WHAT THE EXERCISE ASKS: Copy down every line where the string "ylabel" shows up.

Chart and figure data:
◇ ◇ ◇ ◇ ◇ ◇ ◇

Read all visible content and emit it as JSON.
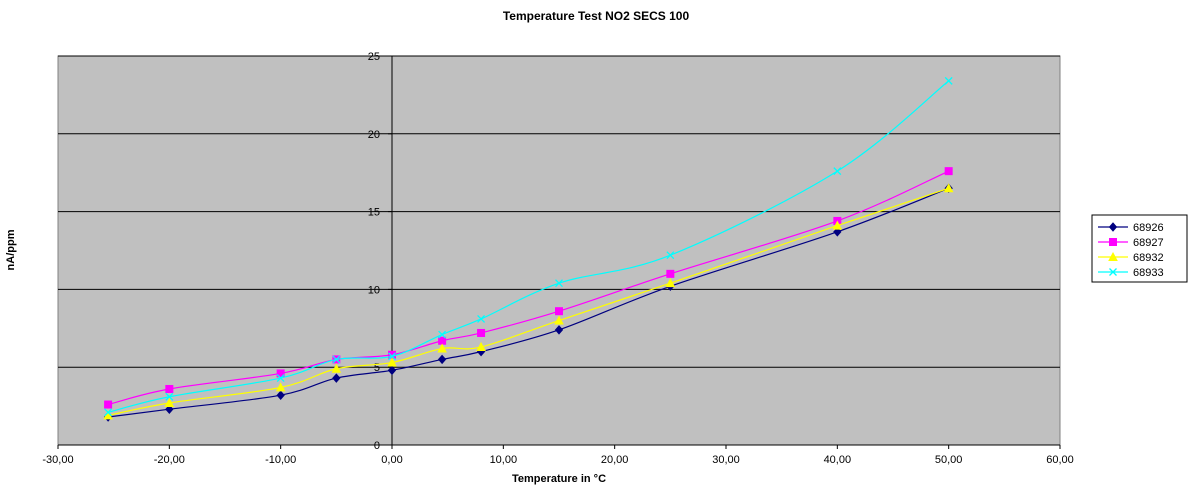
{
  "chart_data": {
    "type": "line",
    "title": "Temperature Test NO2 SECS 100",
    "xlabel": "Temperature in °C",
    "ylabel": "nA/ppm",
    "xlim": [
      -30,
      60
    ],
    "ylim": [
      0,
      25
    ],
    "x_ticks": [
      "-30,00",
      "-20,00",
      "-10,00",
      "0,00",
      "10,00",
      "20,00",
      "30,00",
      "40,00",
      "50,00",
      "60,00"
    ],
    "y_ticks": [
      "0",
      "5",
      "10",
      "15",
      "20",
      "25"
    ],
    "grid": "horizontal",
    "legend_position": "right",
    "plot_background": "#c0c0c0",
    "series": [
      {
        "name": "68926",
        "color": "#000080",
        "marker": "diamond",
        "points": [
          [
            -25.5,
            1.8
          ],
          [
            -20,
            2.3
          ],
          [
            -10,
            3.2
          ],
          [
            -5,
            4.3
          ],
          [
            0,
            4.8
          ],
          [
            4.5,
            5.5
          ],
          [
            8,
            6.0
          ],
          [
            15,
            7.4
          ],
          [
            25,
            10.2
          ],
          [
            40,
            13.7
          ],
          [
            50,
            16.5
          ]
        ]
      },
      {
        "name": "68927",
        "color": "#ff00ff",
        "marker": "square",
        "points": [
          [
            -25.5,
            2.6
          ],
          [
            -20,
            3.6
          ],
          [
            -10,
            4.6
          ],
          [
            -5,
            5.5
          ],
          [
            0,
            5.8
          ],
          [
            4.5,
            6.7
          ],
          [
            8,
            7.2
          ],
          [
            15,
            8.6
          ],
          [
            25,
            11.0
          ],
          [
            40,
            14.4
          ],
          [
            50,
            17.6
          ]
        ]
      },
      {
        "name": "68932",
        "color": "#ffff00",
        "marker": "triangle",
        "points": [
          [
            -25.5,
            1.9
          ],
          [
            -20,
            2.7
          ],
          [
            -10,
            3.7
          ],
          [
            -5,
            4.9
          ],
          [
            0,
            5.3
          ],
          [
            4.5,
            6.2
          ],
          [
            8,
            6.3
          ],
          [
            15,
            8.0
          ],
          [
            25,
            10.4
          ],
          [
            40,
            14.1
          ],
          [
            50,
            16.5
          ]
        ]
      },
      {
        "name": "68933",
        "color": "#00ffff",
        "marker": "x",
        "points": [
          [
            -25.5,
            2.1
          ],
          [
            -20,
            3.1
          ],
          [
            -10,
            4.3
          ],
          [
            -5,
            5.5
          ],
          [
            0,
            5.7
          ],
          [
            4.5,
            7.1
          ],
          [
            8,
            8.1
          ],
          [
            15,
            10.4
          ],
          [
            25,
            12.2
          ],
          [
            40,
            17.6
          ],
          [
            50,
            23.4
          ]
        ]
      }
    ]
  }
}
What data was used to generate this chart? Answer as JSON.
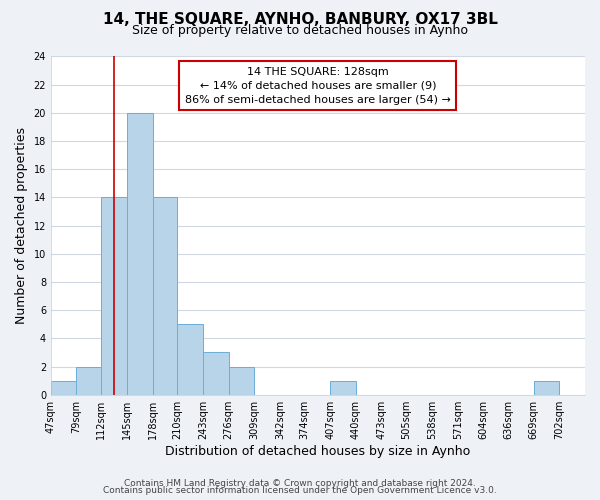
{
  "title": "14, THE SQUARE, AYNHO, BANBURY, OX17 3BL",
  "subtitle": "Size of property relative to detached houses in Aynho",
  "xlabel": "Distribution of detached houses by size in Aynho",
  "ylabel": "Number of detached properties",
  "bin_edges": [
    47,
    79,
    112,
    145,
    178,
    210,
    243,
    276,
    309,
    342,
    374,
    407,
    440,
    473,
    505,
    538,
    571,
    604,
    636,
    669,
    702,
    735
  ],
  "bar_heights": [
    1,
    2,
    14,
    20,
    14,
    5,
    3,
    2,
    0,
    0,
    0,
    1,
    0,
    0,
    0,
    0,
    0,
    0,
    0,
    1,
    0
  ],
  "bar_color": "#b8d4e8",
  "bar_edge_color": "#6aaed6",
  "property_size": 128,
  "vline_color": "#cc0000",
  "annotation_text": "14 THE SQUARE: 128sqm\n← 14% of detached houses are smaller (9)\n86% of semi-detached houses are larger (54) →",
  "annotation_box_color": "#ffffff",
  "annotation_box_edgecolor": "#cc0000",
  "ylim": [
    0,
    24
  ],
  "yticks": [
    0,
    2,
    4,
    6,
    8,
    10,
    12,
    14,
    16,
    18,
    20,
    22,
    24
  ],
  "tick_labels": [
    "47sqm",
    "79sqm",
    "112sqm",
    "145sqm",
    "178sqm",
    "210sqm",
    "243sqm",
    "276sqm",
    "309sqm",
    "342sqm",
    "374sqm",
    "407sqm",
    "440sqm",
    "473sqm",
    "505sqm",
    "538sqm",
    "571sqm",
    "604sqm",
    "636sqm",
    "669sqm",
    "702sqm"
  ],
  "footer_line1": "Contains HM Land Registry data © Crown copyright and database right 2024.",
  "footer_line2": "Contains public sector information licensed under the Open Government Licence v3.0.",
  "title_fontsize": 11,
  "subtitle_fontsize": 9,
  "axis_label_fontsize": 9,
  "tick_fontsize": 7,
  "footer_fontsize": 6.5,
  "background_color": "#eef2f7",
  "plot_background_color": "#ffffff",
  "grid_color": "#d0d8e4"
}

◇ ◇ ◇ ◇ ◇ ◇ ◇

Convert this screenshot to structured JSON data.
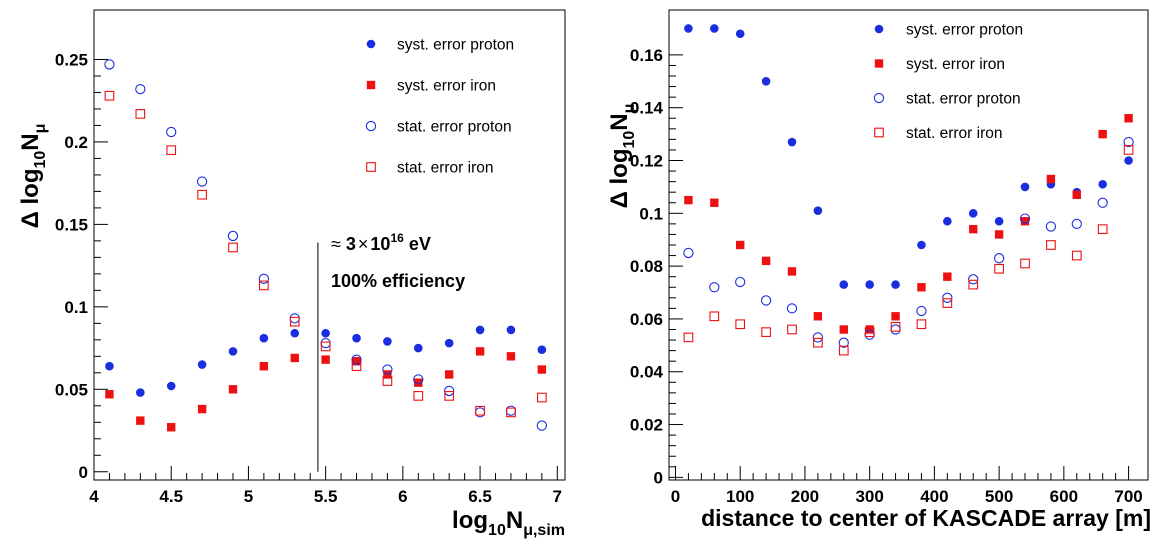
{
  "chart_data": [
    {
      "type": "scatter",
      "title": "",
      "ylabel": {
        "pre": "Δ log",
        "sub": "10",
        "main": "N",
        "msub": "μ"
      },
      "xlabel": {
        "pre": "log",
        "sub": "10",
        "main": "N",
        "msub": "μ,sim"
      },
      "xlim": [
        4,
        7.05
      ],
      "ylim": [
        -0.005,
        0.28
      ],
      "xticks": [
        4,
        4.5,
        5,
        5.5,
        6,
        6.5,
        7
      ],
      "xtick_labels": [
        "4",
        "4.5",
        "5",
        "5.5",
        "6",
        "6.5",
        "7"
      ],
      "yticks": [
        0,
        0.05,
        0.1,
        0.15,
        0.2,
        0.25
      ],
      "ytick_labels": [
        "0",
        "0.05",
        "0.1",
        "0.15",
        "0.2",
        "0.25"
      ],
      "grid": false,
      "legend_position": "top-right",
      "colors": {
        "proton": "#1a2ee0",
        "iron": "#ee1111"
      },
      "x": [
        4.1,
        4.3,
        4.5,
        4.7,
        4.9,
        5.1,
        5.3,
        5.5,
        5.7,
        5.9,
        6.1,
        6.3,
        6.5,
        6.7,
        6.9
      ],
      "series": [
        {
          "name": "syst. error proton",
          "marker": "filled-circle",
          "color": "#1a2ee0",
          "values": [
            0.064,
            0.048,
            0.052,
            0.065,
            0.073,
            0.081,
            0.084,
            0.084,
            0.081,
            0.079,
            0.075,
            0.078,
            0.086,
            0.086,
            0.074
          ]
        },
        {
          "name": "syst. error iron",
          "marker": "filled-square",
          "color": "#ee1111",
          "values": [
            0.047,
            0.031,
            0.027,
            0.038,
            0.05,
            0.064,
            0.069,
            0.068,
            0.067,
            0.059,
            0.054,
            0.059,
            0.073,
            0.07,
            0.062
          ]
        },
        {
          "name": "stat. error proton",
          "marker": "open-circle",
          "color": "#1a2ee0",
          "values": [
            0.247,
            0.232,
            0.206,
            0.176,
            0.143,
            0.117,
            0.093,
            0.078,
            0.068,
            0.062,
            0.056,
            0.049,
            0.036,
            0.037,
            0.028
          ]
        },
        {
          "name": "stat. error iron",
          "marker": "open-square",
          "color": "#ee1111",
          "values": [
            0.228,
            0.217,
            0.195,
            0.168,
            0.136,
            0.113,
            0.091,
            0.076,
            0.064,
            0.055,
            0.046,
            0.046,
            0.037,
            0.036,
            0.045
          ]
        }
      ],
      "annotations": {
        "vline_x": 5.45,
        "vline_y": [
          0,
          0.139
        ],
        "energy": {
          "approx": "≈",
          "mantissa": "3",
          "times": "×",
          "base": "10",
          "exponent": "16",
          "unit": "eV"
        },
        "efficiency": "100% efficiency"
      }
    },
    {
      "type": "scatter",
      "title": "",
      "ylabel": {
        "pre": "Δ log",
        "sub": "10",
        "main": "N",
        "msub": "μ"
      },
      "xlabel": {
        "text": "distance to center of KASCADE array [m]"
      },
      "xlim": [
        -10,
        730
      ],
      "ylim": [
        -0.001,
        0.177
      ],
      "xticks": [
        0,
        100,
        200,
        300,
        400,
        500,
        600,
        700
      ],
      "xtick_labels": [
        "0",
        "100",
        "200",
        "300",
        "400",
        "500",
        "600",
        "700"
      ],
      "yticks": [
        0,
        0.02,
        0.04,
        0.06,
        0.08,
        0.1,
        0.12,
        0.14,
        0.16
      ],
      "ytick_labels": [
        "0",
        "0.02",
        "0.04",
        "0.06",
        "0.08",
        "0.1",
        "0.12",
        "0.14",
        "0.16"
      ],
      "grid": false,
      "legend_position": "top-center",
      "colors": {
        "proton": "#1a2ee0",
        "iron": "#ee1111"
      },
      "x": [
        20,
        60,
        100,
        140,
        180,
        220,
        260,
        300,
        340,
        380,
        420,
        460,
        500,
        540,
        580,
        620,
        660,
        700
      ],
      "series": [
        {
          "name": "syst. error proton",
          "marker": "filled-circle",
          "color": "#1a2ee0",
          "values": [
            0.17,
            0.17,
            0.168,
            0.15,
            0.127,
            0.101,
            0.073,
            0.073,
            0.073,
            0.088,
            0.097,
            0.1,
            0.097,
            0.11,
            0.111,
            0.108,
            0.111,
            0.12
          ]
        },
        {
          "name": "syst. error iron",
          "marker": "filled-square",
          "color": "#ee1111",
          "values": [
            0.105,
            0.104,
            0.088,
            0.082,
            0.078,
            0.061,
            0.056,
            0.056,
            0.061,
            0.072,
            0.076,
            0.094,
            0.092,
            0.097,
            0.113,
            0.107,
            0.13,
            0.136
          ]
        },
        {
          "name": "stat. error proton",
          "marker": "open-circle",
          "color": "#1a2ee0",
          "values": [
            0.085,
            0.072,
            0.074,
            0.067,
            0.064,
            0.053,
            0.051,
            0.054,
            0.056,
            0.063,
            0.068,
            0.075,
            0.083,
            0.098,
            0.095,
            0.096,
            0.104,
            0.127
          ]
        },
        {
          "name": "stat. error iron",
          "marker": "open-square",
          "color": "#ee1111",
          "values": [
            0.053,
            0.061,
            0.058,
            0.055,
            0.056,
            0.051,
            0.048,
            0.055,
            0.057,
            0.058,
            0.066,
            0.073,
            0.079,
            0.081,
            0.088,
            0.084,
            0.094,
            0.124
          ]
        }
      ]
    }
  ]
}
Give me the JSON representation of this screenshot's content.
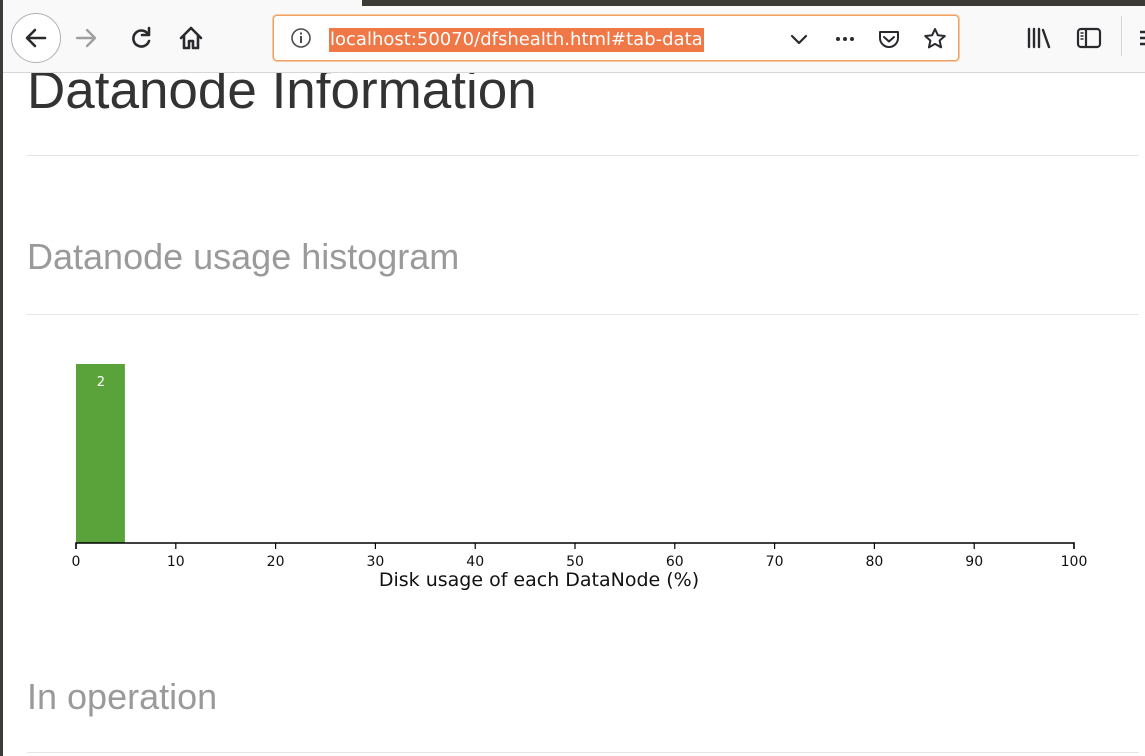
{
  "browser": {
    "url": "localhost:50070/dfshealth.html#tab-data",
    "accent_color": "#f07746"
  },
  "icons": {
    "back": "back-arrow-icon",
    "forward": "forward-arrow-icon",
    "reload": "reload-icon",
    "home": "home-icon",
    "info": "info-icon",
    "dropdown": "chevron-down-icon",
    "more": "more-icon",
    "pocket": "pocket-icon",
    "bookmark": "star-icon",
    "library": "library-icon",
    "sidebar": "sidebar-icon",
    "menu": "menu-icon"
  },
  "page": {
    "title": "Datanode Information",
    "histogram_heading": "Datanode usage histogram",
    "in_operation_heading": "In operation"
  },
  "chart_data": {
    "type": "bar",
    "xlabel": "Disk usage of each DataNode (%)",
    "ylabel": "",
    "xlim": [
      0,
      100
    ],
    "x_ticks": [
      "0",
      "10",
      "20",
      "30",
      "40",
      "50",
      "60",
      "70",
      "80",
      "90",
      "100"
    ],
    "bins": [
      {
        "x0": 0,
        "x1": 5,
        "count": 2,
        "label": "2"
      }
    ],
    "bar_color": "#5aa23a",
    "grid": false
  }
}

◇ ◇ ◇ ◇ ◇ ◇ ◇

REPLY TO THE TASK:
    "ylabel": "nA/ppm",
  "ylabel": "Number of detached properties",
      "ylabel": {
      "ylabel": {
    "ylabel": "",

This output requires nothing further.